● INSTRUCTION: Every line with the word "hasta" in it should be extracted from the data that follows.

═══ DATA TO PROCESS

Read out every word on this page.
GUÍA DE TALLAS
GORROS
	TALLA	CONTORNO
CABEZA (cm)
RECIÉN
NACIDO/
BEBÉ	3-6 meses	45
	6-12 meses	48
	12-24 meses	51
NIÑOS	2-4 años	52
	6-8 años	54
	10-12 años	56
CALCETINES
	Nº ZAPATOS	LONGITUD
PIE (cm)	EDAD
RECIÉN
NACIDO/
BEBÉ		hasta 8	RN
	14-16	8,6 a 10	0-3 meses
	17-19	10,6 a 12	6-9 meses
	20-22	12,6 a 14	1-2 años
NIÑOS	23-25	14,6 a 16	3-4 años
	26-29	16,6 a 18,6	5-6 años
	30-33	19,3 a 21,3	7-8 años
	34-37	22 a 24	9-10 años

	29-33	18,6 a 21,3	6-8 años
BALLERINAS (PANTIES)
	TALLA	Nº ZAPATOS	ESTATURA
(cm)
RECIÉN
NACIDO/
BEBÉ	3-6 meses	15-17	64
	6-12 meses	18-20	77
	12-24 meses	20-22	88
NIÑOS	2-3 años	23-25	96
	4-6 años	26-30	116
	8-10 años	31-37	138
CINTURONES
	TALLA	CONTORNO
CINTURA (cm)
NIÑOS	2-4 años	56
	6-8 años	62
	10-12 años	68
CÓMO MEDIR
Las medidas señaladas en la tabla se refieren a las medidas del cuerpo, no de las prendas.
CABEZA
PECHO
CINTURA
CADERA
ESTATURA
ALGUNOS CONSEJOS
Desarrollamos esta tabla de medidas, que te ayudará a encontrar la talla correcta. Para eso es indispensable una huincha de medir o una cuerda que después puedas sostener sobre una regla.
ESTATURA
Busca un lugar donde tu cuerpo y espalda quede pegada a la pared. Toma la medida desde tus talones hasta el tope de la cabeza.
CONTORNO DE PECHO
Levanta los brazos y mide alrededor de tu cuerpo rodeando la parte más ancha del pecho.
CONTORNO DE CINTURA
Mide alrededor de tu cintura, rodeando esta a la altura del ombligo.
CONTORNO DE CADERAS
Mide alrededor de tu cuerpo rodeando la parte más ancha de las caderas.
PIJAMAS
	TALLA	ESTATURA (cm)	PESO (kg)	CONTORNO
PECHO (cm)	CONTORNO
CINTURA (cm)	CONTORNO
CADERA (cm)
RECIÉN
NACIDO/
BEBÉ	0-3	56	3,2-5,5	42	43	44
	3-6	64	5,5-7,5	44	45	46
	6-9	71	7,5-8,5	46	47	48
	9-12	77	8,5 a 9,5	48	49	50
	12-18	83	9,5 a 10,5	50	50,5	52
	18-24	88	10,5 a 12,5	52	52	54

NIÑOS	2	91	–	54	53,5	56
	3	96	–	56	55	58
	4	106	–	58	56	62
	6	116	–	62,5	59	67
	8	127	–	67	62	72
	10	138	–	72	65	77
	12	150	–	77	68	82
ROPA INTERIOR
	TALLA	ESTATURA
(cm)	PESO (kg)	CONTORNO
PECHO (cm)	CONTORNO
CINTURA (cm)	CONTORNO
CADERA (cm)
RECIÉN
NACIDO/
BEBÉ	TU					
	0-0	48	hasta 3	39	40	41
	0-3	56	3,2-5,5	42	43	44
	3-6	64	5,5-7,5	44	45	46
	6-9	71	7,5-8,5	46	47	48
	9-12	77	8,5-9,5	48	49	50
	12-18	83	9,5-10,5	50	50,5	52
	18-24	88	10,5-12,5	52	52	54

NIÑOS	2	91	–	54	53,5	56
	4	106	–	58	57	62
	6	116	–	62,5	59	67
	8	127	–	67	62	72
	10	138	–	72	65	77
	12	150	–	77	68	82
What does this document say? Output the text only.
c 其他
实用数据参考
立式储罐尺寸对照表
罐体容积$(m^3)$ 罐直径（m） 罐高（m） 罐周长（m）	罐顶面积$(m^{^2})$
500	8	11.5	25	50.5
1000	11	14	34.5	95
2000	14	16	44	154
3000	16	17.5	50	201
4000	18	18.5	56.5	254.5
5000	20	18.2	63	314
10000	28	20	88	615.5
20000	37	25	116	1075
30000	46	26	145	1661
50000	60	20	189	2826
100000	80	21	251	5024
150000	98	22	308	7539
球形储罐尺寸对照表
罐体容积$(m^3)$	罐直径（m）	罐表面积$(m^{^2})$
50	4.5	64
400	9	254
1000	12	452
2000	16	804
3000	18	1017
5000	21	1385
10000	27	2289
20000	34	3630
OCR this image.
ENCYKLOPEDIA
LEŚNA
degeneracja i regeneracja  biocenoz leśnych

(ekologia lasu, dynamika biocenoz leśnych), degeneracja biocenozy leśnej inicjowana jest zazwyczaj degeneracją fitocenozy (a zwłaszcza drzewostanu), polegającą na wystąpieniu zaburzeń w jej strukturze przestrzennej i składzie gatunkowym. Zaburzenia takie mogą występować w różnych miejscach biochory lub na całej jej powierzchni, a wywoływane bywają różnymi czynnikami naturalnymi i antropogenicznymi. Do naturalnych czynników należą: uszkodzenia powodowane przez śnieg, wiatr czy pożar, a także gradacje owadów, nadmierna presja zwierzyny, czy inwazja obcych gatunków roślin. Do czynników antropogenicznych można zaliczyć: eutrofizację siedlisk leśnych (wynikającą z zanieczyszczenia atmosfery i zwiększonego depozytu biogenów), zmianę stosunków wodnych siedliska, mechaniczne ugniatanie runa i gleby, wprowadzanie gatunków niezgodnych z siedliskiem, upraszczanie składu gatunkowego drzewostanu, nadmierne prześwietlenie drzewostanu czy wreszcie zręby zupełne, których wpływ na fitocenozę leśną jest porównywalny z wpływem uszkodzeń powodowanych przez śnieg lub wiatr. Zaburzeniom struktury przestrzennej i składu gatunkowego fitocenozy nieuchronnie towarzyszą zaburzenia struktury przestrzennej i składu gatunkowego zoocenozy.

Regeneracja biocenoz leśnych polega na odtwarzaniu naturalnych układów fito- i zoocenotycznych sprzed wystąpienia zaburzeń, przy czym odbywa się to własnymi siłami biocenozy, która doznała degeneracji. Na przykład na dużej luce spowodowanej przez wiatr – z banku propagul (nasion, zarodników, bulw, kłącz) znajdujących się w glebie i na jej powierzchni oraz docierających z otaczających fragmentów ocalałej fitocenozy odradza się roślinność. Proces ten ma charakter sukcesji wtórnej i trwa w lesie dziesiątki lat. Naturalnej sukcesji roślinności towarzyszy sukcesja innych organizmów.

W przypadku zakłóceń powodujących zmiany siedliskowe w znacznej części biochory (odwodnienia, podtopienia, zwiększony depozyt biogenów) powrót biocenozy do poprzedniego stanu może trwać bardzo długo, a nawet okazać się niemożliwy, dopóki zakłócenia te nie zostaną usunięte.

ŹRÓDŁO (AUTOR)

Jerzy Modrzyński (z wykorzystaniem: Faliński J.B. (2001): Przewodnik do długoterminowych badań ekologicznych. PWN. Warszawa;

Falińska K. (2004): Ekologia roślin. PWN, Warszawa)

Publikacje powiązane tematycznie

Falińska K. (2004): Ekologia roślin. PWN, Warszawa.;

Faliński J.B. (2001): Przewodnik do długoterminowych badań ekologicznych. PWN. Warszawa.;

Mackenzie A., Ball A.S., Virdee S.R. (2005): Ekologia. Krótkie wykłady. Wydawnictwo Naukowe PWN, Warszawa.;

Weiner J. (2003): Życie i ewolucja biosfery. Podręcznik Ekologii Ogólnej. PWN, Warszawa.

══════

● OUTPUT FOR THIS TASK:
BEBÉ		hasta 8	RN
Busca un lugar donde tu cuerpo y espalda quede pegada a la pared. Toma la medida desde tus talones hasta el tope de la cabeza.
	0-0	48	hasta 3	39	40	41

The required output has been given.